DESCRIPTION OF THE TASK:
Reproduce every line of the listing as written, apart from the pictures.

[Collected data entries]
<<<<

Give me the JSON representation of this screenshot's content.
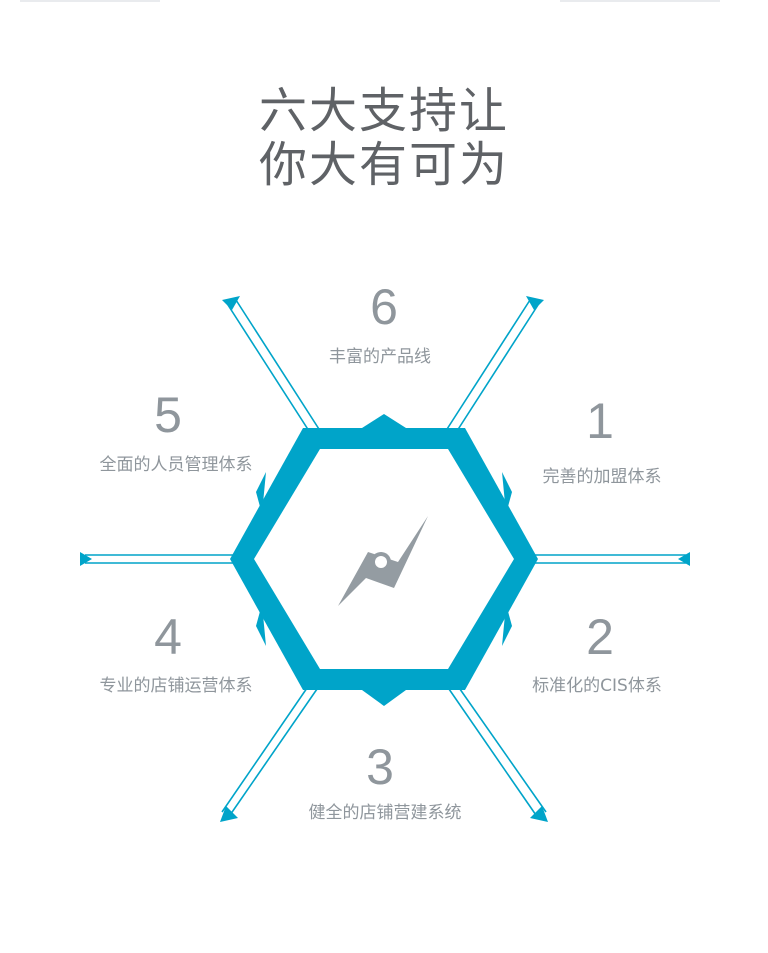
{
  "title": {
    "line1": "六大支持让",
    "line2": "你大有可为"
  },
  "colors": {
    "accent": "#00a4c9",
    "title": "#5f6266",
    "label": "#8f969c",
    "compass": "#949ca2"
  },
  "center_icon": "compass-icon",
  "nodes": [
    {
      "number": "1",
      "label": "完善的加盟体系"
    },
    {
      "number": "2",
      "label": "标准化的CIS体系"
    },
    {
      "number": "3",
      "label": "健全的店铺营建系统"
    },
    {
      "number": "4",
      "label": "专业的店铺运营体系"
    },
    {
      "number": "5",
      "label": "全面的人员管理体系"
    },
    {
      "number": "6",
      "label": "丰富的产品线"
    }
  ]
}
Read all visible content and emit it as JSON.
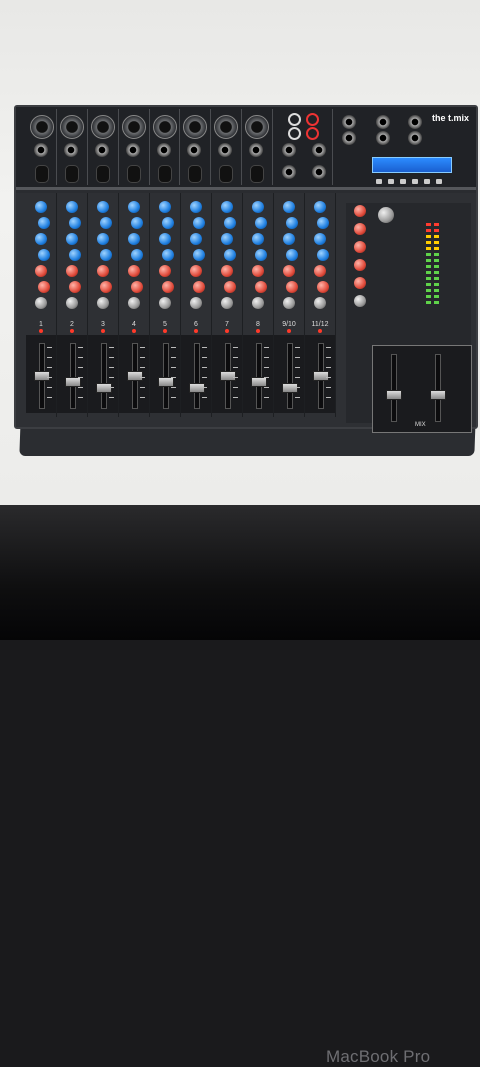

>>>>

REPLY:
Give me the JSON representation of this screenshot's content.
{
  "title": {
    "line1": "六大支持让",
    "line2": "你大有可为"
  },
  "colors": {
    "accent": "#00a4c9",
    "title": "#5f6266",
    "label": "#8f969c",
    "compass": "#949ca2"
  },
  "center_icon": "compass-icon",
  "nodes": [
    {
      "number": "1",
      "label": "完善的加盟体系"
    },
    {
      "number": "2",
      "label": "标准化的CIS体系"
    },
    {
      "number": "3",
      "label": "健全的店铺营建系统"
    },
    {
      "number": "4",
      "label": "专业的店铺运营体系"
    },
    {
      "number": "5",
      "label": "全面的人员管理体系"
    },
    {
      "number": "6",
      "label": "丰富的产品线"
    }
  ]
}
Read all visible content and emit it as JSON.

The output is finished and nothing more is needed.